## Input rows
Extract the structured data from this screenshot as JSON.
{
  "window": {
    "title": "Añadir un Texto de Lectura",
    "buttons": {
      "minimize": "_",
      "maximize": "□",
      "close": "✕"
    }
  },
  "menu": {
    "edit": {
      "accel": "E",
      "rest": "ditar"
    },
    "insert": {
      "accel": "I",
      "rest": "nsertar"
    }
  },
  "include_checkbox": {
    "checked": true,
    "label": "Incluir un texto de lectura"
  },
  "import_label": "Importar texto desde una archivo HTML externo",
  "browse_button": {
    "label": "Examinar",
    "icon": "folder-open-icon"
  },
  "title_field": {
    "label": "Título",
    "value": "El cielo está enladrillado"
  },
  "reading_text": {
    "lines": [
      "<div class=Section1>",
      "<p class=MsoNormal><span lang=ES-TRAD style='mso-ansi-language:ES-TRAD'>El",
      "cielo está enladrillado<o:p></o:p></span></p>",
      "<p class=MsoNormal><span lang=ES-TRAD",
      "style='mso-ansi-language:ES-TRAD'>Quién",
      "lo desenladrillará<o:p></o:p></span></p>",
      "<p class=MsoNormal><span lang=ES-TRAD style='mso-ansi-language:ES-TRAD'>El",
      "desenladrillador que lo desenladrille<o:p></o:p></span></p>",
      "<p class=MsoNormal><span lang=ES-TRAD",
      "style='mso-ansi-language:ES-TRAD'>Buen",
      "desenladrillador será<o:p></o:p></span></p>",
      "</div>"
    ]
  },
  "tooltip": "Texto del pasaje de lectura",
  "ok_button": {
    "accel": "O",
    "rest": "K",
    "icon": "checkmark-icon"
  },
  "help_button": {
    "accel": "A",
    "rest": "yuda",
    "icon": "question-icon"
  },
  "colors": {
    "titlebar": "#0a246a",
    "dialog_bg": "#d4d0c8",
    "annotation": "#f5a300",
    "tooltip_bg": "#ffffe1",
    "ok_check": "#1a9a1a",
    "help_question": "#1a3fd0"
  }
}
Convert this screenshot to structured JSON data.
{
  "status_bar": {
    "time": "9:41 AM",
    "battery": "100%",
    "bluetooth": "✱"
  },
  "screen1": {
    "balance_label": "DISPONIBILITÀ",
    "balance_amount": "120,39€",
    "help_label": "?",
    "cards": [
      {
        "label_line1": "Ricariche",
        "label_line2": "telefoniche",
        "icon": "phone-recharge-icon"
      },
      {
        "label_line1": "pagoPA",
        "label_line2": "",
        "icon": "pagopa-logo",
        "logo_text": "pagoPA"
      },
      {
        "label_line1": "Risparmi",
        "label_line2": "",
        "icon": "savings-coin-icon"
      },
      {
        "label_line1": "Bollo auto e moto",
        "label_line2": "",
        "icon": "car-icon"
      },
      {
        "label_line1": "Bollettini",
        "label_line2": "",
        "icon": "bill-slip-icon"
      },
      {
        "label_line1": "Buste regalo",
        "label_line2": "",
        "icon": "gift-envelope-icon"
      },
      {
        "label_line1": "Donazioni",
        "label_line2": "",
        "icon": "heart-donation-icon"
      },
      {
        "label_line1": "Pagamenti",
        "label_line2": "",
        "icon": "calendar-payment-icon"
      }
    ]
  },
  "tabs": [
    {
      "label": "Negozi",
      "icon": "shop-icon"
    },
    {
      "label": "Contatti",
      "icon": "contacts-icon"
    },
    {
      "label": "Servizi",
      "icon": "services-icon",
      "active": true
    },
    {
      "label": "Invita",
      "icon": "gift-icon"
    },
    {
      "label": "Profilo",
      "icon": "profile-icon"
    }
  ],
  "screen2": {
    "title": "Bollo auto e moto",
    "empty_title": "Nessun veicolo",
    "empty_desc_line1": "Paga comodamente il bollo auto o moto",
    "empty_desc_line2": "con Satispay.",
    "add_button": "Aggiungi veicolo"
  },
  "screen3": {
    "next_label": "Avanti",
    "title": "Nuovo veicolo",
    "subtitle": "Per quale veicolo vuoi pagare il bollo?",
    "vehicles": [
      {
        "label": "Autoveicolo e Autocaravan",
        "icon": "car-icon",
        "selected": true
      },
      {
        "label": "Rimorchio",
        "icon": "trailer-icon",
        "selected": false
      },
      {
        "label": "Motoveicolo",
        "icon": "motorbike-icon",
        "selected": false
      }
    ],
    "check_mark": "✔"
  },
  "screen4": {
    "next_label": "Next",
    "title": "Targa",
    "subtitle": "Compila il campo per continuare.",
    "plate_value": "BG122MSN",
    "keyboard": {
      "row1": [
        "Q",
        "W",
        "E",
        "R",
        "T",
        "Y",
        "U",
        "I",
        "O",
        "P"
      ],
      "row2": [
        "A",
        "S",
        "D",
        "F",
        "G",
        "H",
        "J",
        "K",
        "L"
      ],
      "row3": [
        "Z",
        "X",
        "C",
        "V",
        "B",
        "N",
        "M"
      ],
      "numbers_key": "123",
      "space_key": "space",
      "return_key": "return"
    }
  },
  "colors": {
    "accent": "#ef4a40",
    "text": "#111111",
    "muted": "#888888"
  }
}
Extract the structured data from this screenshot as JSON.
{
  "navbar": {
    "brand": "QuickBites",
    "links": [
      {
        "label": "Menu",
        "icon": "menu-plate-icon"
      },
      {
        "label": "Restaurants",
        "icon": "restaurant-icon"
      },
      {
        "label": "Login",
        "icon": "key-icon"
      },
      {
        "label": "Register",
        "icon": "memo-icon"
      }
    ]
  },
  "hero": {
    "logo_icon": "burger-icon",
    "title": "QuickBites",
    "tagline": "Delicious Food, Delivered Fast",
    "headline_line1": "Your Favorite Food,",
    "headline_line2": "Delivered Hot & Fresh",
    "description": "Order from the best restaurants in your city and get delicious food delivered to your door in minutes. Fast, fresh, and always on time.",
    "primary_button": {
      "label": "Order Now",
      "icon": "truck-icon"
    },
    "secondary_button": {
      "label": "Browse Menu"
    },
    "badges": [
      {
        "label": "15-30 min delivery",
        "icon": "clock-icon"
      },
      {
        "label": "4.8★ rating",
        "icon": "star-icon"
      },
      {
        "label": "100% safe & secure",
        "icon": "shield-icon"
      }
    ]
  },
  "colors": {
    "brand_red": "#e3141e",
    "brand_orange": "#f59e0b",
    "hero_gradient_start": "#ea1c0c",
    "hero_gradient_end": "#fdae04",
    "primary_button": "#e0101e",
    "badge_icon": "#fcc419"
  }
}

## Stated problem
Set all of the records down again, exactly as they stand.

## Full solution
Extract the structured data from this screenshot as JSON.
{
  "window": {
    "title": "Añadir un Texto de Lectura",
    "buttons": {
      "minimize": "_",
      "maximize": "□",
      "close": "✕"
    }
  },
  "menu": {
    "edit": {
      "accel": "E",
      "rest": "ditar"
    },
    "insert": {
      "accel": "I",
      "rest": "nsertar"
    }
  },
  "include_checkbox": {
    "checked": true,
    "label": "Incluir un texto de lectura"
  },
  "import_label": "Importar texto desde una archivo HTML externo",
  "browse_button": {
    "label": "Examinar",
    "icon": "folder-open-icon"
  },
  "title_field": {
    "label": "Título",
    "value": "El cielo está enladrillado"
  },
  "reading_text": {
    "lines": [
      "<div class=Section1>",
      "<p class=MsoNormal><span lang=ES-TRAD style='mso-ansi-language:ES-TRAD'>El",
      "cielo está enladrillado<o:p></o:p></span></p>",
      "<p class=MsoNormal><span lang=ES-TRAD",
      "style='mso-ansi-language:ES-TRAD'>Quién",
      "lo desenladrillará<o:p></o:p></span></p>",
      "<p class=MsoNormal><span lang=ES-TRAD style='mso-ansi-language:ES-TRAD'>El",
      "desenladrillador que lo desenladrille<o:p></o:p></span></p>",
      "<p class=MsoNormal><span lang=ES-TRAD",
      "style='mso-ansi-language:ES-TRAD'>Buen",
      "desenladrillador será<o:p></o:p></span></p>",
      "</div>"
    ]
  },
  "tooltip": "Texto del pasaje de lectura",
  "ok_button": {
    "accel": "O",
    "rest": "K",
    "icon": "checkmark-icon"
  },
  "help_button": {
    "accel": "A",
    "rest": "yuda",
    "icon": "question-icon"
  },
  "colors": {
    "titlebar": "#0a246a",
    "dialog_bg": "#d4d0c8",
    "annotation": "#f5a300",
    "tooltip_bg": "#ffffe1",
    "ok_check": "#1a9a1a",
    "help_question": "#1a3fd0"
  }
}
Convert this screenshot to structured JSON data.
{
  "status_bar": {
    "time": "9:41 AM",
    "battery": "100%",
    "bluetooth": "✱"
  },
  "screen1": {
    "balance_label": "DISPONIBILITÀ",
    "balance_amount": "120,39€",
    "help_label": "?",
    "cards": [
      {
        "label_line1": "Ricariche",
        "label_line2": "telefoniche",
        "icon": "phone-recharge-icon"
      },
      {
        "label_line1": "pagoPA",
        "label_line2": "",
        "icon": "pagopa-logo",
        "logo_text": "pagoPA"
      },
      {
        "label_line1": "Risparmi",
        "label_line2": "",
        "icon": "savings-coin-icon"
      },
      {
        "label_line1": "Bollo auto e moto",
        "label_line2": "",
        "icon": "car-icon"
      },
      {
        "label_line1": "Bollettini",
        "label_line2": "",
        "icon": "bill-slip-icon"
      },
      {
        "label_line1": "Buste regalo",
        "label_line2": "",
        "icon": "gift-envelope-icon"
      },
      {
        "label_line1": "Donazioni",
        "label_line2": "",
        "icon": "heart-donation-icon"
      },
      {
        "label_line1": "Pagamenti",
        "label_line2": "",
        "icon": "calendar-payment-icon"
      }
    ]
  },
  "tabs": [
    {
      "label": "Negozi",
      "icon": "shop-icon"
    },
    {
      "label": "Contatti",
      "icon": "contacts-icon"
    },
    {
      "label": "Servizi",
      "icon": "services-icon",
      "active": true
    },
    {
      "label": "Invita",
      "icon": "gift-icon"
    },
    {
      "label": "Profilo",
      "icon": "profile-icon"
    }
  ],
  "screen2": {
    "title": "Bollo auto e moto",
    "empty_title": "Nessun veicolo",
    "empty_desc_line1": "Paga comodamente il bollo auto o moto",
    "empty_desc_line2": "con Satispay.",
    "add_button": "Aggiungi veicolo"
  },
  "screen3": {
    "next_label": "Avanti",
    "title": "Nuovo veicolo",
    "subtitle": "Per quale veicolo vuoi pagare il bollo?",
    "vehicles": [
      {
        "label": "Autoveicolo e Autocaravan",
        "icon": "car-icon",
        "selected": true
      },
      {
        "label": "Rimorchio",
        "icon": "trailer-icon",
        "selected": false
      },
      {
        "label": "Motoveicolo",
        "icon": "motorbike-icon",
        "selected": false
      }
    ],
    "check_mark": "✔"
  },
  "screen4": {
    "next_label": "Next",
    "title": "Targa",
    "subtitle": "Compila il campo per continuare.",
    "plate_value": "BG122MSN",
    "keyboard": {
      "row1": [
        "Q",
        "W",
        "E",
        "R",
        "T",
        "Y",
        "U",
        "I",
        "O",
        "P"
      ],
      "row2": [
        "A",
        "S",
        "D",
        "F",
        "G",
        "H",
        "J",
        "K",
        "L"
      ],
      "row3": [
        "Z",
        "X",
        "C",
        "V",
        "B",
        "N",
        "M"
      ],
      "numbers_key": "123",
      "space_key": "space",
      "return_key": "return"
    }
  },
  "colors": {
    "accent": "#ef4a40",
    "text": "#111111",
    "muted": "#888888"
  }
}
Extract the structured data from this screenshot as JSON.
{
  "navbar": {
    "brand": "QuickBites",
    "links": [
      {
        "label": "Menu",
        "icon": "menu-plate-icon"
      },
      {
        "label": "Restaurants",
        "icon": "restaurant-icon"
      },
      {
        "label": "Login",
        "icon": "key-icon"
      },
      {
        "label": "Register",
        "icon": "memo-icon"
      }
    ]
  },
  "hero": {
    "logo_icon": "burger-icon",
    "title": "QuickBites",
    "tagline": "Delicious Food, Delivered Fast",
    "headline_line1": "Your Favorite Food,",
    "headline_line2": "Delivered Hot & Fresh",
    "description": "Order from the best restaurants in your city and get delicious food delivered to your door in minutes. Fast, fresh, and always on time.",
    "primary_button": {
      "label": "Order Now",
      "icon": "truck-icon"
    },
    "secondary_button": {
      "label": "Browse Menu"
    },
    "badges": [
      {
        "label": "15-30 min delivery",
        "icon": "clock-icon"
      },
      {
        "label": "4.8★ rating",
        "icon": "star-icon"
      },
      {
        "label": "100% safe & secure",
        "icon": "shield-icon"
      }
    ]
  },
  "colors": {
    "brand_red": "#e3141e",
    "brand_orange": "#f59e0b",
    "hero_gradient_start": "#ea1c0c",
    "hero_gradient_end": "#fdae04",
    "primary_button": "#e0101e",
    "badge_icon": "#fcc419"
  }
}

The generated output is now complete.